— Extracted records —
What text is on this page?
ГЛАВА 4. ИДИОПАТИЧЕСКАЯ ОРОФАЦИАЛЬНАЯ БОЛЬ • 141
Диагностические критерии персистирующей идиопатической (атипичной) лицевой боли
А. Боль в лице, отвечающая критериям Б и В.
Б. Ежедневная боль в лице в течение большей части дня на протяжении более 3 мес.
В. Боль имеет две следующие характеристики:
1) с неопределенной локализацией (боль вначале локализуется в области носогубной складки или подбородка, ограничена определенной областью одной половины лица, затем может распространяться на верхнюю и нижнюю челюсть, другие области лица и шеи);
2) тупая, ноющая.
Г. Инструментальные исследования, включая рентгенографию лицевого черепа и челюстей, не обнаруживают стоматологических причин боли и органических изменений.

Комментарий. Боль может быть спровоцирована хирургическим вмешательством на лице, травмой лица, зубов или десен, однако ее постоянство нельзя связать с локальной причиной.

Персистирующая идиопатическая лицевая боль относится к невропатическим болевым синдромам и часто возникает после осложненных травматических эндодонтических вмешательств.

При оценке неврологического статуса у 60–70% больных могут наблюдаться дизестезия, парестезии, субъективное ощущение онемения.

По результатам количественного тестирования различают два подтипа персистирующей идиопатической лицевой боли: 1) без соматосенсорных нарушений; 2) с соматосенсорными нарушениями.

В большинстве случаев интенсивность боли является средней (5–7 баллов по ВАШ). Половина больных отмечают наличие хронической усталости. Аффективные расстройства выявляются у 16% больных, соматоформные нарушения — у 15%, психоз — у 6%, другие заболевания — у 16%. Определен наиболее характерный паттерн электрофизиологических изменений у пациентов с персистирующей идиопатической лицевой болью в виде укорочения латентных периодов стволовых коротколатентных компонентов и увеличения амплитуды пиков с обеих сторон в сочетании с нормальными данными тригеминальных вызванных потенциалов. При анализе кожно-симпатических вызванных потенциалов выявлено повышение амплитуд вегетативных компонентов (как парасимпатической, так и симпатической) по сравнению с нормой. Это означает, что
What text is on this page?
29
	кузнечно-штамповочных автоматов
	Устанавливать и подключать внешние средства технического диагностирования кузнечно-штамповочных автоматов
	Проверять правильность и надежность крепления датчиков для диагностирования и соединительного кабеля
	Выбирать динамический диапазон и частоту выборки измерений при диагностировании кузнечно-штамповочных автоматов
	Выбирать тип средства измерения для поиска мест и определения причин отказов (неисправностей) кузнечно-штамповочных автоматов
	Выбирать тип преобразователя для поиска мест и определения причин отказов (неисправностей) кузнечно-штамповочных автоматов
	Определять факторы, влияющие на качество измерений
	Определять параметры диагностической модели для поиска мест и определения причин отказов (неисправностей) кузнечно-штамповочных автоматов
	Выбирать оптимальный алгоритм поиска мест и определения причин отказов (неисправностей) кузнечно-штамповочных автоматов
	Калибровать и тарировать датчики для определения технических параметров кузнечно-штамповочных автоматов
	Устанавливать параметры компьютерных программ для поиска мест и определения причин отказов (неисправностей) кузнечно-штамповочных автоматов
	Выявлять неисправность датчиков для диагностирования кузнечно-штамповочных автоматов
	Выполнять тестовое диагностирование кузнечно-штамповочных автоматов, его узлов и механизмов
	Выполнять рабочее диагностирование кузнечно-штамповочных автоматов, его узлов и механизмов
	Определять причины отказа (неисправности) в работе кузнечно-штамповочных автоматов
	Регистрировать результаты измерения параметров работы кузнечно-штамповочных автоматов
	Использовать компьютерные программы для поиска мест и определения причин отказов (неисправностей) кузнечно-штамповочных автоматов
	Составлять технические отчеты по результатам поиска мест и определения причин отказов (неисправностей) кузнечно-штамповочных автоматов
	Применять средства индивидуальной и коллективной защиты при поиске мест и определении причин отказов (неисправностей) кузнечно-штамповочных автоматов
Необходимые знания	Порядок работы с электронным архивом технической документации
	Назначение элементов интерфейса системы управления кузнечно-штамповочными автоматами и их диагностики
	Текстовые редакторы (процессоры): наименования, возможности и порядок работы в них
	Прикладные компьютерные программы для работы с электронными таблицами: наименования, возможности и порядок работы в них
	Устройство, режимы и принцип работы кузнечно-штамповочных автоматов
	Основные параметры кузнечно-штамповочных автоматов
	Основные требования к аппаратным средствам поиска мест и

— To do —
Print every record above exactly as written.

— Answer to the exercise —
What text is on this page?
ГЛАВА 4. ИДИОПАТИЧЕСКАЯ ОРОФАЦИАЛЬНАЯ БОЛЬ • 141
Диагностические критерии персистирующей идиопатической (атипичной) лицевой боли
А. Боль в лице, отвечающая критериям Б и В.
Б. Ежедневная боль в лице в течение большей части дня на протяжении более 3 мес.
В. Боль имеет две следующие характеристики:
1) с неопределенной локализацией (боль вначале локализуется в области носогубной складки или подбородка, ограничена определенной областью одной половины лица, затем может распространяться на верхнюю и нижнюю челюсть, другие области лица и шеи);
2) тупая, ноющая.
Г. Инструментальные исследования, включая рентгенографию лицевого черепа и челюстей, не обнаруживают стоматологических причин боли и органических изменений.

Комментарий. Боль может быть спровоцирована хирургическим вмешательством на лице, травмой лица, зубов или десен, однако ее постоянство нельзя связать с локальной причиной.

Персистирующая идиопатическая лицевая боль относится к невропатическим болевым синдромам и часто возникает после осложненных травматических эндодонтических вмешательств.

При оценке неврологического статуса у 60–70% больных могут наблюдаться дизестезия, парестезии, субъективное ощущение онемения.

По результатам количественного тестирования различают два подтипа персистирующей идиопатической лицевой боли: 1) без соматосенсорных нарушений; 2) с соматосенсорными нарушениями.

В большинстве случаев интенсивность боли является средней (5–7 баллов по ВАШ). Половина больных отмечают наличие хронической усталости. Аффективные расстройства выявляются у 16% больных, соматоформные нарушения — у 15%, психоз — у 6%, другие заболевания — у 16%. Определен наиболее характерный паттерн электрофизиологических изменений у пациентов с персистирующей идиопатической лицевой болью в виде укорочения латентных периодов стволовых коротколатентных компонентов и увеличения амплитуды пиков с обеих сторон в сочетании с нормальными данными тригеминальных вызванных потенциалов. При анализе кожно-симпатических вызванных потенциалов выявлено повышение амплитуд вегетативных компонентов (как парасимпатической, так и симпатической) по сравнению с нормой. Это означает, что
What text is on this page?
29
	кузнечно-штамповочных автоматов
	Устанавливать и подключать внешние средства технического диагностирования кузнечно-штамповочных автоматов
	Проверять правильность и надежность крепления датчиков для диагностирования и соединительного кабеля
	Выбирать динамический диапазон и частоту выборки измерений при диагностировании кузнечно-штамповочных автоматов
	Выбирать тип средства измерения для поиска мест и определения причин отказов (неисправностей) кузнечно-штамповочных автоматов
	Выбирать тип преобразователя для поиска мест и определения причин отказов (неисправностей) кузнечно-штамповочных автоматов
	Определять факторы, влияющие на качество измерений
	Определять параметры диагностической модели для поиска мест и определения причин отказов (неисправностей) кузнечно-штамповочных автоматов
	Выбирать оптимальный алгоритм поиска мест и определения причин отказов (неисправностей) кузнечно-штамповочных автоматов
	Калибровать и тарировать датчики для определения технических параметров кузнечно-штамповочных автоматов
	Устанавливать параметры компьютерных программ для поиска мест и определения причин отказов (неисправностей) кузнечно-штамповочных автоматов
	Выявлять неисправность датчиков для диагностирования кузнечно-штамповочных автоматов
	Выполнять тестовое диагностирование кузнечно-штамповочных автоматов, его узлов и механизмов
	Выполнять рабочее диагностирование кузнечно-штамповочных автоматов, его узлов и механизмов
	Определять причины отказа (неисправности) в работе кузнечно-штамповочных автоматов
	Регистрировать результаты измерения параметров работы кузнечно-штамповочных автоматов
	Использовать компьютерные программы для поиска мест и определения причин отказов (неисправностей) кузнечно-штамповочных автоматов
	Составлять технические отчеты по результатам поиска мест и определения причин отказов (неисправностей) кузнечно-штамповочных автоматов
	Применять средства индивидуальной и коллективной защиты при поиске мест и определении причин отказов (неисправностей) кузнечно-штамповочных автоматов
Необходимые знания	Порядок работы с электронным архивом технической документации
	Назначение элементов интерфейса системы управления кузнечно-штамповочными автоматами и их диагностики
	Текстовые редакторы (процессоры): наименования, возможности и порядок работы в них
	Прикладные компьютерные программы для работы с электронными таблицами: наименования, возможности и порядок работы в них
	Устройство, режимы и принцип работы кузнечно-штамповочных автоматов
	Основные параметры кузнечно-штамповочных автоматов
	Основные требования к аппаратным средствам поиска мест и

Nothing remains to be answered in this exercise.